> Exercise brief: Set down every line of the records below verbatim, with no character changed.

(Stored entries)
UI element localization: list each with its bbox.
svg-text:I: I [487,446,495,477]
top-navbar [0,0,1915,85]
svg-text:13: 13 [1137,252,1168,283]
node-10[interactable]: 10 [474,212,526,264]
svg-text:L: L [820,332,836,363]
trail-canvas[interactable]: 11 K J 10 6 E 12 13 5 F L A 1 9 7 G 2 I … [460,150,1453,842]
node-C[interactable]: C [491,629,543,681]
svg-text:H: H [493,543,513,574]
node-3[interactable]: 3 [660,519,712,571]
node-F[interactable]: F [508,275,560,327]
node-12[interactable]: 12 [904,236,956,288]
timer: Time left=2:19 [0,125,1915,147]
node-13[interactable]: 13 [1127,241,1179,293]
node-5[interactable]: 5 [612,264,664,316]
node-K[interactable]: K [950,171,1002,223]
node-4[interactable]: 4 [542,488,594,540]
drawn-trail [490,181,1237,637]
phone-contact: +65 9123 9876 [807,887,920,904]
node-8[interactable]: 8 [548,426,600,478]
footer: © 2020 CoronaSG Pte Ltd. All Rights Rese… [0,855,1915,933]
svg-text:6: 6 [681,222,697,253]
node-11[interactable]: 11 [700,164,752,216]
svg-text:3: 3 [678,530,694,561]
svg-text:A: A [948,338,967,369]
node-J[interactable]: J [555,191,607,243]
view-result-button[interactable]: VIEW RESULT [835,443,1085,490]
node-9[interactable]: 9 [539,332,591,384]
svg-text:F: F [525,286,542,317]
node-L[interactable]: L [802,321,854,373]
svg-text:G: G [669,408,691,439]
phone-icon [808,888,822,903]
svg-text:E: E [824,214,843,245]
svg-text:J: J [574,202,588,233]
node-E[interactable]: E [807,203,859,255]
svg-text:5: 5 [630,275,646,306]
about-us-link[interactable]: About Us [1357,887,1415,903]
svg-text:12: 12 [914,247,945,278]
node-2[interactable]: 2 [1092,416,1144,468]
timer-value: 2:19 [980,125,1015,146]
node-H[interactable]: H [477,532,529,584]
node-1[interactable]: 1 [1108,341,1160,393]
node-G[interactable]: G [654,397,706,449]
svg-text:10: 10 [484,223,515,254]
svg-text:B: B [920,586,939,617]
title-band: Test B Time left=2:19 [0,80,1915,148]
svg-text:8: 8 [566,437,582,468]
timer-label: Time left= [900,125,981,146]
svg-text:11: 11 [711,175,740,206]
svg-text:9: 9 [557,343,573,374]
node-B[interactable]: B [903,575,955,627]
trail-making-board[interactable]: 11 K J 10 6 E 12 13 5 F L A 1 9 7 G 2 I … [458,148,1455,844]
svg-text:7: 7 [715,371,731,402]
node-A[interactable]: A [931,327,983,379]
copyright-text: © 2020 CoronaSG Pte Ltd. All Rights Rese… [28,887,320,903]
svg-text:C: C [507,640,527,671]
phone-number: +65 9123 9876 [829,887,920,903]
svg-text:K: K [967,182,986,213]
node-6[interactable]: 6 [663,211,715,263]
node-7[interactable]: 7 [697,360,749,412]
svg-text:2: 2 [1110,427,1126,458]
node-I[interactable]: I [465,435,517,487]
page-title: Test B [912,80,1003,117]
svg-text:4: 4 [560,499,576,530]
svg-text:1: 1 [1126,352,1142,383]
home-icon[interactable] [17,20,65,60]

> Exercise output:
UI element localization: list each with its bbox.
svg-text:I: I [487,446,495,477]
top-navbar [0,0,1915,85]
svg-text:13: 13 [1137,252,1168,283]
node-10[interactable]: 10 [474,212,526,264]
svg-text:L: L [820,332,836,363]
trail-canvas[interactable]: 11 K J 10 6 E 12 13 5 F L A 1 9 7 G 2 I … [460,150,1453,842]
node-C[interactable]: C [491,629,543,681]
svg-text:H: H [493,543,513,574]
node-3[interactable]: 3 [660,519,712,571]
node-F[interactable]: F [508,275,560,327]
node-12[interactable]: 12 [904,236,956,288]
timer: Time left=2:19 [0,125,1915,147]
node-13[interactable]: 13 [1127,241,1179,293]
node-5[interactable]: 5 [612,264,664,316]
node-K[interactable]: K [950,171,1002,223]
node-4[interactable]: 4 [542,488,594,540]
drawn-trail [490,181,1237,637]
phone-contact: +65 9123 9876 [807,887,920,904]
node-8[interactable]: 8 [548,426,600,478]
footer: © 2020 CoronaSG Pte Ltd. All Rights Rese… [0,855,1915,933]
svg-text:6: 6 [681,222,697,253]
node-11[interactable]: 11 [700,164,752,216]
svg-text:3: 3 [678,530,694,561]
svg-text:A: A [948,338,967,369]
node-J[interactable]: J [555,191,607,243]
view-result-button[interactable]: VIEW RESULT [835,443,1085,490]
node-9[interactable]: 9 [539,332,591,384]
svg-text:F: F [525,286,542,317]
node-L[interactable]: L [802,321,854,373]
svg-text:G: G [669,408,691,439]
phone-icon [808,888,822,903]
svg-text:E: E [824,214,843,245]
svg-text:J: J [574,202,588,233]
node-E[interactable]: E [807,203,859,255]
svg-text:5: 5 [630,275,646,306]
about-us-link[interactable]: About Us [1357,887,1415,903]
svg-text:12: 12 [914,247,945,278]
node-2[interactable]: 2 [1092,416,1144,468]
timer-value: 2:19 [980,125,1015,146]
node-H[interactable]: H [477,532,529,584]
node-1[interactable]: 1 [1108,341,1160,393]
node-G[interactable]: G [654,397,706,449]
svg-text:10: 10 [484,223,515,254]
svg-text:B: B [920,586,939,617]
title-band: Test B Time left=2:19 [0,80,1915,148]
svg-text:8: 8 [566,437,582,468]
timer-label: Time left= [900,125,981,146]
svg-text:11: 11 [711,175,740,206]
svg-text:9: 9 [557,343,573,374]
node-B[interactable]: B [903,575,955,627]
trail-making-board[interactable]: 11 K J 10 6 E 12 13 5 F L A 1 9 7 G 2 I … [458,148,1455,844]
svg-text:7: 7 [715,371,731,402]
node-A[interactable]: A [931,327,983,379]
copyright-text: © 2020 CoronaSG Pte Ltd. All Rights Rese… [28,887,320,903]
svg-text:C: C [507,640,527,671]
phone-number: +65 9123 9876 [829,887,920,903]
svg-text:K: K [967,182,986,213]
node-6[interactable]: 6 [663,211,715,263]
node-7[interactable]: 7 [697,360,749,412]
svg-text:2: 2 [1110,427,1126,458]
node-I[interactable]: I [465,435,517,487]
page-title: Test B [912,80,1003,117]
svg-text:4: 4 [560,499,576,530]
svg-text:1: 1 [1126,352,1142,383]
home-icon[interactable] [17,20,65,60]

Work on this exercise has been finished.